**Records shown**

· · · · · · ·

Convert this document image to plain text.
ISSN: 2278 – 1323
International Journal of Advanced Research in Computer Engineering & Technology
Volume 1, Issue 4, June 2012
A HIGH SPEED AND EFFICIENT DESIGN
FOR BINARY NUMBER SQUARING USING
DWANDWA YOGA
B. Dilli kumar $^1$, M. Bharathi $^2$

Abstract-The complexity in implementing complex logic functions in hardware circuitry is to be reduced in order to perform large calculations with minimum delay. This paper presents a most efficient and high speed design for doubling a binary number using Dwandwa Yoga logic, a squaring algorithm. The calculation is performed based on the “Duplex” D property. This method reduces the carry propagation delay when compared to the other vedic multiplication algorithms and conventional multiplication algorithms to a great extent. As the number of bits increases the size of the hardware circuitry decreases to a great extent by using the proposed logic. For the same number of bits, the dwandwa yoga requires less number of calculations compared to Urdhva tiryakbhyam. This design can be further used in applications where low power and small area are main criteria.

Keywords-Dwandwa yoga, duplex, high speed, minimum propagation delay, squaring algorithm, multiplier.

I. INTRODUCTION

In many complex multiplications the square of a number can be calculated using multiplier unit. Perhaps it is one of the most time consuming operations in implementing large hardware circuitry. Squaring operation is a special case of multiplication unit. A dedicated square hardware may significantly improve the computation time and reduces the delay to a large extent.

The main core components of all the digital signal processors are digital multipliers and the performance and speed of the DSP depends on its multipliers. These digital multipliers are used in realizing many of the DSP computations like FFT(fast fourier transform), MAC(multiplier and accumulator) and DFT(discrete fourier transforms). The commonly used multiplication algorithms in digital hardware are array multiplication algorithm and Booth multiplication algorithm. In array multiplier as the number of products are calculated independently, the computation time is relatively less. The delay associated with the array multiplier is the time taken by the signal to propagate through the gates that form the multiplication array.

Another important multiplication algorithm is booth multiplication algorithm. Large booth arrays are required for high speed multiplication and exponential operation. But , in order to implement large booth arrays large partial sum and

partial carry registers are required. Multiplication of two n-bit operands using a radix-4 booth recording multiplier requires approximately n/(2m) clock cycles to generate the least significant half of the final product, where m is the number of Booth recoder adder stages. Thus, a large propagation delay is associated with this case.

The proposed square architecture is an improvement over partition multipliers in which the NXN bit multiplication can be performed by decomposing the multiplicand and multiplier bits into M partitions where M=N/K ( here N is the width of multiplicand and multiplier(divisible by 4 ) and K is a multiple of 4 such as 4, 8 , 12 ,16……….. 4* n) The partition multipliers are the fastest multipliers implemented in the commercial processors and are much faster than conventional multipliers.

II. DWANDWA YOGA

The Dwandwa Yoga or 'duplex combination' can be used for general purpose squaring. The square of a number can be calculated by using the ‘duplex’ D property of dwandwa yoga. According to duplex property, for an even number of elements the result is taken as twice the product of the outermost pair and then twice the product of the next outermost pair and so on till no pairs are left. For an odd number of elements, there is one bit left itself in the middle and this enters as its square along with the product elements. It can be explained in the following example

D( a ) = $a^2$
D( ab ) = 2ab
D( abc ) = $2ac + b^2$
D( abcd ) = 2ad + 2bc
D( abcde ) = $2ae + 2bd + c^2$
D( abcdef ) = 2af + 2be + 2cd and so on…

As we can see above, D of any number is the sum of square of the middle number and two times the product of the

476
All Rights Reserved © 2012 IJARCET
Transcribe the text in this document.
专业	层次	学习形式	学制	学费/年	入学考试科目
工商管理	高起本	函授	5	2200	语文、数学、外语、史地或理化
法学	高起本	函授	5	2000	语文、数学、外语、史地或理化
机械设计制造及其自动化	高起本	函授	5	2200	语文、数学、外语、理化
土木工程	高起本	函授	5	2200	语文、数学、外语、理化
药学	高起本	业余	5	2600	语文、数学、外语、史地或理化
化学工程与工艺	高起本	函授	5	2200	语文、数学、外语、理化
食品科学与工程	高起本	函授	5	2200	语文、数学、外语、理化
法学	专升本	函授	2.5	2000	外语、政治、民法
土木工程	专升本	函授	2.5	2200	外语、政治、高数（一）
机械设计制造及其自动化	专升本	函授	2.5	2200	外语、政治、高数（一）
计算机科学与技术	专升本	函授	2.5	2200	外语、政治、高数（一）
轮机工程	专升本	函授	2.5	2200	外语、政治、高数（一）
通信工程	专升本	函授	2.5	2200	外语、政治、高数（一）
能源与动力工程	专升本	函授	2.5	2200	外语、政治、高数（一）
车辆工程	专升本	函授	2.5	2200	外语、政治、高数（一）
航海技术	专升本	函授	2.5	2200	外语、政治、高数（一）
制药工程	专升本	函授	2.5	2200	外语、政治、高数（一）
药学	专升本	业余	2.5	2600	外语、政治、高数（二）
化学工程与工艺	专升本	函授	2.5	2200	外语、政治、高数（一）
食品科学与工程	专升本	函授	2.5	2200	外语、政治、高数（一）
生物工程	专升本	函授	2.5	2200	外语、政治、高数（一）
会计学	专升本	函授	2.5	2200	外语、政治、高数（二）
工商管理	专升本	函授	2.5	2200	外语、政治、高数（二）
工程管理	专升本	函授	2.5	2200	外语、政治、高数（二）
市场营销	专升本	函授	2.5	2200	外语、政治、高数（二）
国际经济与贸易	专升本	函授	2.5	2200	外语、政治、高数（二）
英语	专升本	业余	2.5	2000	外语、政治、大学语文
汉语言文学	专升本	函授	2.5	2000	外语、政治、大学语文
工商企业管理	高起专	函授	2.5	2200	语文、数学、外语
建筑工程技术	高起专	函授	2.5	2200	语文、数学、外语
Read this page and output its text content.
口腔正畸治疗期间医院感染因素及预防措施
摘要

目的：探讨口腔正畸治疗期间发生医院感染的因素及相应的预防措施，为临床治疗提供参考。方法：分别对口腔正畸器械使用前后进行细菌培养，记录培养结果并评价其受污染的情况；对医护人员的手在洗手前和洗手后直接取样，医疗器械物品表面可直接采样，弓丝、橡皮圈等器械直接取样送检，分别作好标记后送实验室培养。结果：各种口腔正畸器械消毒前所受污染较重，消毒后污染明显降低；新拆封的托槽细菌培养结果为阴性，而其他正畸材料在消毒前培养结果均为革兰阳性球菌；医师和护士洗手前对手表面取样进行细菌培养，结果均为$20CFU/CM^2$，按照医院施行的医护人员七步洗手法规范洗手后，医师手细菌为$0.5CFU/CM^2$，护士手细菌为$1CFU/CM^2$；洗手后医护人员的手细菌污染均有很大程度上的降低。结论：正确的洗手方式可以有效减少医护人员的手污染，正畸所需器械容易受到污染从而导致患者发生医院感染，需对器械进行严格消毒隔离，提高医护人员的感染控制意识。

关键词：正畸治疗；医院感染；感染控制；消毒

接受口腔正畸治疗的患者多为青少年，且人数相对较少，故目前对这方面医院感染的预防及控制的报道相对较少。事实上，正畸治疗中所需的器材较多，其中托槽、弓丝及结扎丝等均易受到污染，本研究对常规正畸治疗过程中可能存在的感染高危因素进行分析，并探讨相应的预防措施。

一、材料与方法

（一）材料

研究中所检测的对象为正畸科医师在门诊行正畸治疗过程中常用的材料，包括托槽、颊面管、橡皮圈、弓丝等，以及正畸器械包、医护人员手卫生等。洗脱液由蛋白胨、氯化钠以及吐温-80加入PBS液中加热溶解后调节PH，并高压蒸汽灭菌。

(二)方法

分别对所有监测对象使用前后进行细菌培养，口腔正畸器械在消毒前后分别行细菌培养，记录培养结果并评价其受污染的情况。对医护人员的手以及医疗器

· · · · · · ·

**Work to complete**
Write out all of the records once more, exactly.

**Output of the task**
Convert this document image to plain text.
ISSN: 2278 – 1323
International Journal of Advanced Research in Computer Engineering & Technology
Volume 1, Issue 4, June 2012
A HIGH SPEED AND EFFICIENT DESIGN
FOR BINARY NUMBER SQUARING USING
DWANDWA YOGA
B. Dilli kumar $^1$, M. Bharathi $^2$

Abstract-The complexity in implementing complex logic functions in hardware circuitry is to be reduced in order to perform large calculations with minimum delay. This paper presents a most efficient and high speed design for doubling a binary number using Dwandwa Yoga logic, a squaring algorithm. The calculation is performed based on the “Duplex” D property. This method reduces the carry propagation delay when compared to the other vedic multiplication algorithms and conventional multiplication algorithms to a great extent. As the number of bits increases the size of the hardware circuitry decreases to a great extent by using the proposed logic. For the same number of bits, the dwandwa yoga requires less number of calculations compared to Urdhva tiryakbhyam. This design can be further used in applications where low power and small area are main criteria.

Keywords-Dwandwa yoga, duplex, high speed, minimum propagation delay, squaring algorithm, multiplier.

I. INTRODUCTION

In many complex multiplications the square of a number can be calculated using multiplier unit. Perhaps it is one of the most time consuming operations in implementing large hardware circuitry. Squaring operation is a special case of multiplication unit. A dedicated square hardware may significantly improve the computation time and reduces the delay to a large extent.

The main core components of all the digital signal processors are digital multipliers and the performance and speed of the DSP depends on its multipliers. These digital multipliers are used in realizing many of the DSP computations like FFT(fast fourier transform), MAC(multiplier and accumulator) and DFT(discrete fourier transforms). The commonly used multiplication algorithms in digital hardware are array multiplication algorithm and Booth multiplication algorithm. In array multiplier as the number of products are calculated independently, the computation time is relatively less. The delay associated with the array multiplier is the time taken by the signal to propagate through the gates that form the multiplication array.

Another important multiplication algorithm is booth multiplication algorithm. Large booth arrays are required for high speed multiplication and exponential operation. But , in order to implement large booth arrays large partial sum and

partial carry registers are required. Multiplication of two n-bit operands using a radix-4 booth recording multiplier requires approximately n/(2m) clock cycles to generate the least significant half of the final product, where m is the number of Booth recoder adder stages. Thus, a large propagation delay is associated with this case.

The proposed square architecture is an improvement over partition multipliers in which the NXN bit multiplication can be performed by decomposing the multiplicand and multiplier bits into M partitions where M=N/K ( here N is the width of multiplicand and multiplier(divisible by 4 ) and K is a multiple of 4 such as 4, 8 , 12 ,16……….. 4* n) The partition multipliers are the fastest multipliers implemented in the commercial processors and are much faster than conventional multipliers.

II. DWANDWA YOGA

The Dwandwa Yoga or 'duplex combination' can be used for general purpose squaring. The square of a number can be calculated by using the ‘duplex’ D property of dwandwa yoga. According to duplex property, for an even number of elements the result is taken as twice the product of the outermost pair and then twice the product of the next outermost pair and so on till no pairs are left. For an odd number of elements, there is one bit left itself in the middle and this enters as its square along with the product elements. It can be explained in the following example

D( a ) = $a^2$
D( ab ) = 2ab
D( abc ) = $2ac + b^2$
D( abcd ) = 2ad + 2bc
D( abcde ) = $2ae + 2bd + c^2$
D( abcdef ) = 2af + 2be + 2cd and so on…

As we can see above, D of any number is the sum of square of the middle number and two times the product of the

476
All Rights Reserved © 2012 IJARCET
Transcribe the text in this document.
专业	层次	学习形式	学制	学费/年	入学考试科目
工商管理	高起本	函授	5	2200	语文、数学、外语、史地或理化
法学	高起本	函授	5	2000	语文、数学、外语、史地或理化
机械设计制造及其自动化	高起本	函授	5	2200	语文、数学、外语、理化
土木工程	高起本	函授	5	2200	语文、数学、外语、理化
药学	高起本	业余	5	2600	语文、数学、外语、史地或理化
化学工程与工艺	高起本	函授	5	2200	语文、数学、外语、理化
食品科学与工程	高起本	函授	5	2200	语文、数学、外语、理化
法学	专升本	函授	2.5	2000	外语、政治、民法
土木工程	专升本	函授	2.5	2200	外语、政治、高数（一）
机械设计制造及其自动化	专升本	函授	2.5	2200	外语、政治、高数（一）
计算机科学与技术	专升本	函授	2.5	2200	外语、政治、高数（一）
轮机工程	专升本	函授	2.5	2200	外语、政治、高数（一）
通信工程	专升本	函授	2.5	2200	外语、政治、高数（一）
能源与动力工程	专升本	函授	2.5	2200	外语、政治、高数（一）
车辆工程	专升本	函授	2.5	2200	外语、政治、高数（一）
航海技术	专升本	函授	2.5	2200	外语、政治、高数（一）
制药工程	专升本	函授	2.5	2200	外语、政治、高数（一）
药学	专升本	业余	2.5	2600	外语、政治、高数（二）
化学工程与工艺	专升本	函授	2.5	2200	外语、政治、高数（一）
食品科学与工程	专升本	函授	2.5	2200	外语、政治、高数（一）
生物工程	专升本	函授	2.5	2200	外语、政治、高数（一）
会计学	专升本	函授	2.5	2200	外语、政治、高数（二）
工商管理	专升本	函授	2.5	2200	外语、政治、高数（二）
工程管理	专升本	函授	2.5	2200	外语、政治、高数（二）
市场营销	专升本	函授	2.5	2200	外语、政治、高数（二）
国际经济与贸易	专升本	函授	2.5	2200	外语、政治、高数（二）
英语	专升本	业余	2.5	2000	外语、政治、大学语文
汉语言文学	专升本	函授	2.5	2000	外语、政治、大学语文
工商企业管理	高起专	函授	2.5	2200	语文、数学、外语
建筑工程技术	高起专	函授	2.5	2200	语文、数学、外语
Read this page and output its text content.
口腔正畸治疗期间医院感染因素及预防措施
摘要

目的：探讨口腔正畸治疗期间发生医院感染的因素及相应的预防措施，为临床治疗提供参考。方法：分别对口腔正畸器械使用前后进行细菌培养，记录培养结果并评价其受污染的情况；对医护人员的手在洗手前和洗手后直接取样，医疗器械物品表面可直接采样，弓丝、橡皮圈等器械直接取样送检，分别作好标记后送实验室培养。结果：各种口腔正畸器械消毒前所受污染较重，消毒后污染明显降低；新拆封的托槽细菌培养结果为阴性，而其他正畸材料在消毒前培养结果均为革兰阳性球菌；医师和护士洗手前对手表面取样进行细菌培养，结果均为$20CFU/CM^2$，按照医院施行的医护人员七步洗手法规范洗手后，医师手细菌为$0.5CFU/CM^2$，护士手细菌为$1CFU/CM^2$；洗手后医护人员的手细菌污染均有很大程度上的降低。结论：正确的洗手方式可以有效减少医护人员的手污染，正畸所需器械容易受到污染从而导致患者发生医院感染，需对器械进行严格消毒隔离，提高医护人员的感染控制意识。

关键词：正畸治疗；医院感染；感染控制；消毒

接受口腔正畸治疗的患者多为青少年，且人数相对较少，故目前对这方面医院感染的预防及控制的报道相对较少。事实上，正畸治疗中所需的器材较多，其中托槽、弓丝及结扎丝等均易受到污染，本研究对常规正畸治疗过程中可能存在的感染高危因素进行分析，并探讨相应的预防措施。

一、材料与方法

（一）材料

研究中所检测的对象为正畸科医师在门诊行正畸治疗过程中常用的材料，包括托槽、颊面管、橡皮圈、弓丝等，以及正畸器械包、医护人员手卫生等。洗脱液由蛋白胨、氯化钠以及吐温-80加入PBS液中加热溶解后调节PH，并高压蒸汽灭菌。

(二)方法

分别对所有监测对象使用前后进行细菌培养，口腔正畸器械在消毒前后分别行细菌培养，记录培养结果并评价其受污染的情况。对医护人员的手以及医疗器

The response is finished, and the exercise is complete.